- Input for this task
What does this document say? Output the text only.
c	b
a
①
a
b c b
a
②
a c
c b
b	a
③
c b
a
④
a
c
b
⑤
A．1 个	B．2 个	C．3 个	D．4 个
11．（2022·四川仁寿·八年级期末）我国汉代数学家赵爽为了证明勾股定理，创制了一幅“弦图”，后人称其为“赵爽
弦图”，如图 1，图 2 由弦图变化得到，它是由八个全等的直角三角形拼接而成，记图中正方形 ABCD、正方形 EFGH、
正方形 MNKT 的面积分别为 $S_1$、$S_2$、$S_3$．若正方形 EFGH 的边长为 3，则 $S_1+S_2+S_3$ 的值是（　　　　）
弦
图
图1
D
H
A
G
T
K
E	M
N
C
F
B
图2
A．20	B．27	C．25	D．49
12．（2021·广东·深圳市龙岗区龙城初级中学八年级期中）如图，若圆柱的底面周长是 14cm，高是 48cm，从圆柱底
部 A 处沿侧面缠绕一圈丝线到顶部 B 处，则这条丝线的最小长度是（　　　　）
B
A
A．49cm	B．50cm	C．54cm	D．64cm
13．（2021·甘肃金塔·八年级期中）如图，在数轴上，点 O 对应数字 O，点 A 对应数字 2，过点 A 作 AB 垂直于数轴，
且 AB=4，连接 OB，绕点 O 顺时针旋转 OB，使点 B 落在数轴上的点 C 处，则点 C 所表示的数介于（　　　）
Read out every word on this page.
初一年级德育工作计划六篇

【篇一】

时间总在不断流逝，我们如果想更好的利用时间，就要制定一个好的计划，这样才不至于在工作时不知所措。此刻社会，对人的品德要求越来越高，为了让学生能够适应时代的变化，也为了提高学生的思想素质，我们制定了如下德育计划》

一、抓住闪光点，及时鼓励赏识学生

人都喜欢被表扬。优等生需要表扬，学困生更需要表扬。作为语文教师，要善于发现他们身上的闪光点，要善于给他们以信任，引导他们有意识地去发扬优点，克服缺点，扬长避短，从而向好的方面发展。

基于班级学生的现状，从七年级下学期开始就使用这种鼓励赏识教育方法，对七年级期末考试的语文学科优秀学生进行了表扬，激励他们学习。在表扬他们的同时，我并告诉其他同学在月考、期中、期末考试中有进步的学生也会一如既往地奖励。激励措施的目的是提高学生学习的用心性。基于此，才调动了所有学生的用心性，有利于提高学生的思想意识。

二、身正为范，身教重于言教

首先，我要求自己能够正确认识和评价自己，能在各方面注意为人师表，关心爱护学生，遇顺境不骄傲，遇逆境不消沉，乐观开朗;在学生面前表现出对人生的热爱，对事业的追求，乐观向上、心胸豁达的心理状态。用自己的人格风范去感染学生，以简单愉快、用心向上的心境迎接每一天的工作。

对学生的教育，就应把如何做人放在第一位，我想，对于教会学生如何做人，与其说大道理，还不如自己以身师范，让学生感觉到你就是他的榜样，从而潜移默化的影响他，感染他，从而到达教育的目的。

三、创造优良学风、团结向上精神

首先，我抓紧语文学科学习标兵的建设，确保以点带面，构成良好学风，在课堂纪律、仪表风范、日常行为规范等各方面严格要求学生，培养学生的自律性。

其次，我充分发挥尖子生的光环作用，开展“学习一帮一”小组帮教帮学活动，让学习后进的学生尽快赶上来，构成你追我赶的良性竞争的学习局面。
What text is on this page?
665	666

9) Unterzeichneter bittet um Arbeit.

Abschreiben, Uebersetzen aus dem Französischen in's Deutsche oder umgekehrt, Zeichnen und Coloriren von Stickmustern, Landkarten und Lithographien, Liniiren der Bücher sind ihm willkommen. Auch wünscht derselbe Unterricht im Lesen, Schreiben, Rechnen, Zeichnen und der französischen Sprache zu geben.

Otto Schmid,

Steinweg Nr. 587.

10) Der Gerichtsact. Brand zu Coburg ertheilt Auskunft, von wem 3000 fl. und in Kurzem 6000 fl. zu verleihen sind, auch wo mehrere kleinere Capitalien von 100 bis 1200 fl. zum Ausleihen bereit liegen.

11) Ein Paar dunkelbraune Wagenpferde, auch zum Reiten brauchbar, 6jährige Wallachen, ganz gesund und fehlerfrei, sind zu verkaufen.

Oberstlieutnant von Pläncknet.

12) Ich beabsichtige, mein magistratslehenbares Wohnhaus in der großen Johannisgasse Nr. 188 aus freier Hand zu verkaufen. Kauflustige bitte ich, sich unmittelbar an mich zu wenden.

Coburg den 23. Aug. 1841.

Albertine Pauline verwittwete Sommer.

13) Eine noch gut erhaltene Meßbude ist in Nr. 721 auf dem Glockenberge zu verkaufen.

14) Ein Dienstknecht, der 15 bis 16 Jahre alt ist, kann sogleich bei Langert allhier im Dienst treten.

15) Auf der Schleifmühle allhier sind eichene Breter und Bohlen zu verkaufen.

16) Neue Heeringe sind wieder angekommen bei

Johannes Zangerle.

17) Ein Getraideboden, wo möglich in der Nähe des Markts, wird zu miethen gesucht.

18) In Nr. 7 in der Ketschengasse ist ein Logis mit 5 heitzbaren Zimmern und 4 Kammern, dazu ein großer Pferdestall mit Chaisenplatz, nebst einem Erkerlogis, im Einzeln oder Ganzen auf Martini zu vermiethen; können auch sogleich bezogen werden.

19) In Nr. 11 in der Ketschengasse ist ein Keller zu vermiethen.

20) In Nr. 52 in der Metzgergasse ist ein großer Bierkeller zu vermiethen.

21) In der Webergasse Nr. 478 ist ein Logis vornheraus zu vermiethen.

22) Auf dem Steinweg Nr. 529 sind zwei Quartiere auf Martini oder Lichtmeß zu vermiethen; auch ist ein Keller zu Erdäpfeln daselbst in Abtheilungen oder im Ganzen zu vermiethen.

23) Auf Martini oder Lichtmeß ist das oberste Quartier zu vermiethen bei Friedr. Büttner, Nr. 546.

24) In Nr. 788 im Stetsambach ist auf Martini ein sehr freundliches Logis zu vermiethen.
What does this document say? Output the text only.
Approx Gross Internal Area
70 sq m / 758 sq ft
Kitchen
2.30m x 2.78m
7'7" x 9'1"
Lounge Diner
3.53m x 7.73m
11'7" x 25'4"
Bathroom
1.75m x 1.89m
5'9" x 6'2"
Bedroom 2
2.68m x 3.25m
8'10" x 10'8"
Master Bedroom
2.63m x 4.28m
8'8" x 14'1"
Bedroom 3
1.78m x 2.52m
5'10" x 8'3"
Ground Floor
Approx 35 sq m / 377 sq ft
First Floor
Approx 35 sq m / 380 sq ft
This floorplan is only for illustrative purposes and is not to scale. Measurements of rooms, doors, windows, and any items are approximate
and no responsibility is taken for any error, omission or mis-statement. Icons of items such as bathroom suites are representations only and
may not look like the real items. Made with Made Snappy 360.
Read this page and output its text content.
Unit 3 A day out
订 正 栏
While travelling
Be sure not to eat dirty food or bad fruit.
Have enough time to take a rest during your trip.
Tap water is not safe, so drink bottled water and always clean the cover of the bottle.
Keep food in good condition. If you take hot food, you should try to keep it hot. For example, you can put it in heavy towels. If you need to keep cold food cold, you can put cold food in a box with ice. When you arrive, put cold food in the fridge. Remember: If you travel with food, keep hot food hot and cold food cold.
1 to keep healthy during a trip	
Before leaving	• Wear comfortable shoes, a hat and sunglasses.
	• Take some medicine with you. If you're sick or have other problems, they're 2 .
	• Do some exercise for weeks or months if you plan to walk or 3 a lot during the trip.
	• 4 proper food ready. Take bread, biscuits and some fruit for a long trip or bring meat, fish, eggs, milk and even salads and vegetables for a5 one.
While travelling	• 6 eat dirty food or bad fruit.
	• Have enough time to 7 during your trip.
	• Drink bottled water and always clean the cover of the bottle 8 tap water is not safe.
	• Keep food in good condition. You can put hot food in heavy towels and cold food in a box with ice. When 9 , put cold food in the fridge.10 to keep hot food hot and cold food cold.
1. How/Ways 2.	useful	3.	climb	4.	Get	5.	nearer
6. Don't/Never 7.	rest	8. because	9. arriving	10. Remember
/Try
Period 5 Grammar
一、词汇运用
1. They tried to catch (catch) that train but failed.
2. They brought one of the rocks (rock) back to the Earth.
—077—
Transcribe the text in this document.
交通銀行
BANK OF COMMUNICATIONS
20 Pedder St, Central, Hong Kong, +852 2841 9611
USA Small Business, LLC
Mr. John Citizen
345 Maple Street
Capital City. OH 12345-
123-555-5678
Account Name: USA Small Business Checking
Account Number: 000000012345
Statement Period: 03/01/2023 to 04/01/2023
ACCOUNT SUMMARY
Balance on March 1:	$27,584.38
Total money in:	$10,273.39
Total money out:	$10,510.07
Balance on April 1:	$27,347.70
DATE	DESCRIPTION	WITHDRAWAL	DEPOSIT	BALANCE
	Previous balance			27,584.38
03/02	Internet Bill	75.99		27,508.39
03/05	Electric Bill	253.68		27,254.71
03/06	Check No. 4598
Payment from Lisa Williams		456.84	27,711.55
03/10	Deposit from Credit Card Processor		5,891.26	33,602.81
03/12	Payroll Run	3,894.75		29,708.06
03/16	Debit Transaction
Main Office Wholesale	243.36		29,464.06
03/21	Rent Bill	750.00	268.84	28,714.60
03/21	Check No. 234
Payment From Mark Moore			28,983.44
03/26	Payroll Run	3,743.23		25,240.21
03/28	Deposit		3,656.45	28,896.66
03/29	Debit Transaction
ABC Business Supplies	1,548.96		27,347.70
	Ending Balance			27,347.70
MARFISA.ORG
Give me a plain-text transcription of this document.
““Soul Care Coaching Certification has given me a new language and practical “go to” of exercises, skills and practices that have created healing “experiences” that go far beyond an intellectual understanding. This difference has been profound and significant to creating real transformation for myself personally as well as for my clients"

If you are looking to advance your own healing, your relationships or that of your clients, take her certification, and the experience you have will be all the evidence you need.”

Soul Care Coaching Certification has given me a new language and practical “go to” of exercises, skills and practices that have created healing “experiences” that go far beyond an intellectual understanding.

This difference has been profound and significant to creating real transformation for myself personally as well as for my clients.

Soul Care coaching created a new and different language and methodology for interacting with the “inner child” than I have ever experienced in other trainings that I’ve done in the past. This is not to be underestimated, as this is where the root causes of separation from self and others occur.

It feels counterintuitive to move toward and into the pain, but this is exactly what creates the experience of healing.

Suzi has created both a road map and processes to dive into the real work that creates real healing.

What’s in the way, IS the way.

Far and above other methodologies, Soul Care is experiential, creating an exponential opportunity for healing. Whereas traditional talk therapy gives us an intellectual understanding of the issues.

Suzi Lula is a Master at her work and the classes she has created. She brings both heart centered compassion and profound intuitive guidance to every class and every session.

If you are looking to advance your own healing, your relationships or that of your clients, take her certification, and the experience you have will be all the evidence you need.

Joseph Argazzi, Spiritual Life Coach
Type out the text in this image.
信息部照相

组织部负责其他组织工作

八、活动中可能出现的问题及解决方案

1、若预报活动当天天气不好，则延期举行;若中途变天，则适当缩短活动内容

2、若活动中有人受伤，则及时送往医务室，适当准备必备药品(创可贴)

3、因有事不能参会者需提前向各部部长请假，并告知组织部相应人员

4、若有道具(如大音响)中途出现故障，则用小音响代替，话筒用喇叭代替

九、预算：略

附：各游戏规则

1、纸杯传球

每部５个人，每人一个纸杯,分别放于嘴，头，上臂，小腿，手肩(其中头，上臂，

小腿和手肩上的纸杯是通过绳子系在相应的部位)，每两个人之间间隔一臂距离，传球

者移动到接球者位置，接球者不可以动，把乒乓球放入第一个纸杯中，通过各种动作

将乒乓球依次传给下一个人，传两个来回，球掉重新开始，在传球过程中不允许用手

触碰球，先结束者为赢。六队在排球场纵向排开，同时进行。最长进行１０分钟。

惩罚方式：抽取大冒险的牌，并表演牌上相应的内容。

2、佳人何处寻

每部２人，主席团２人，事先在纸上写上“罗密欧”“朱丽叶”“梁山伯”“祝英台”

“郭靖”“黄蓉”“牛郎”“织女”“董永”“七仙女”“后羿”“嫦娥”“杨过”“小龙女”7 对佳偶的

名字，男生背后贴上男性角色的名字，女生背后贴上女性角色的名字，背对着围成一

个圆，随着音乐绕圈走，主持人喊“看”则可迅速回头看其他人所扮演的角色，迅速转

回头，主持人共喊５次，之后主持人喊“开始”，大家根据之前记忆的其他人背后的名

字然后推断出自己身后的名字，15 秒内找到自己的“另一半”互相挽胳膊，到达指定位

- Written request
Everything from the line containing "Type out the text in this image." through the last line of the records must be given again exactly; leave out all other lines.

- The reply
Type out the text in this image.
信息部照相

组织部负责其他组织工作

八、活动中可能出现的问题及解决方案

1、若预报活动当天天气不好，则延期举行;若中途变天，则适当缩短活动内容

2、若活动中有人受伤，则及时送往医务室，适当准备必备药品(创可贴)

3、因有事不能参会者需提前向各部部长请假，并告知组织部相应人员

4、若有道具(如大音响)中途出现故障，则用小音响代替，话筒用喇叭代替

九、预算：略

附：各游戏规则

1、纸杯传球

每部５个人，每人一个纸杯,分别放于嘴，头，上臂，小腿，手肩(其中头，上臂，

小腿和手肩上的纸杯是通过绳子系在相应的部位)，每两个人之间间隔一臂距离，传球

者移动到接球者位置，接球者不可以动，把乒乓球放入第一个纸杯中，通过各种动作

将乒乓球依次传给下一个人，传两个来回，球掉重新开始，在传球过程中不允许用手

触碰球，先结束者为赢。六队在排球场纵向排开，同时进行。最长进行１０分钟。

惩罚方式：抽取大冒险的牌，并表演牌上相应的内容。

2、佳人何处寻

每部２人，主席团２人，事先在纸上写上“罗密欧”“朱丽叶”“梁山伯”“祝英台”

“郭靖”“黄蓉”“牛郎”“织女”“董永”“七仙女”“后羿”“嫦娥”“杨过”“小龙女”7 对佳偶的

名字，男生背后贴上男性角色的名字，女生背后贴上女性角色的名字，背对着围成一

个圆，随着音乐绕圈走，主持人喊“看”则可迅速回头看其他人所扮演的角色，迅速转

回头，主持人共喊５次，之后主持人喊“开始”，大家根据之前记忆的其他人背后的名

字然后推断出自己身后的名字，15 秒内找到自己的“另一半”互相挽胳膊，到达指定位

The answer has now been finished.